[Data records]
•••
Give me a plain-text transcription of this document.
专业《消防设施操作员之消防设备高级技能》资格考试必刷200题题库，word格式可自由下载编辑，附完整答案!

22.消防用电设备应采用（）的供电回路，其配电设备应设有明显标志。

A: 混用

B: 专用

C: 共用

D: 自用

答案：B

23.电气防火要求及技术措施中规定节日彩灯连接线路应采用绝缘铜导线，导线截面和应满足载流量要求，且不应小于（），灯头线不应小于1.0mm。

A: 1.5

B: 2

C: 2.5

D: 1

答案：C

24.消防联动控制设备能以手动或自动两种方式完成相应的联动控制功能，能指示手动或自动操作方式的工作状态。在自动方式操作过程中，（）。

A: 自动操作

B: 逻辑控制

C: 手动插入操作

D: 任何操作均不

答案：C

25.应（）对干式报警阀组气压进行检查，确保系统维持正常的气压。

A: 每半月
•••
- **Problem requirements**: Retype every entry word for word.

- **Final answer**:
Give me a plain-text transcription of this document.
专业《消防设施操作员之消防设备高级技能》资格考试必刷200题题库，word格式可自由下载编辑，附完整答案!

22.消防用电设备应采用（）的供电回路，其配电设备应设有明显标志。

A: 混用

B: 专用

C: 共用

D: 自用

答案：B

23.电气防火要求及技术措施中规定节日彩灯连接线路应采用绝缘铜导线，导线截面和应满足载流量要求，且不应小于（），灯头线不应小于1.0mm。

A: 1.5

B: 2

C: 2.5

D: 1

答案：C

24.消防联动控制设备能以手动或自动两种方式完成相应的联动控制功能，能指示手动或自动操作方式的工作状态。在自动方式操作过程中，（）。

A: 自动操作

B: 逻辑控制

C: 手动插入操作

D: 任何操作均不

答案：C

25.应（）对干式报警阀组气压进行检查，确保系统维持正常的气压。

A: 每半月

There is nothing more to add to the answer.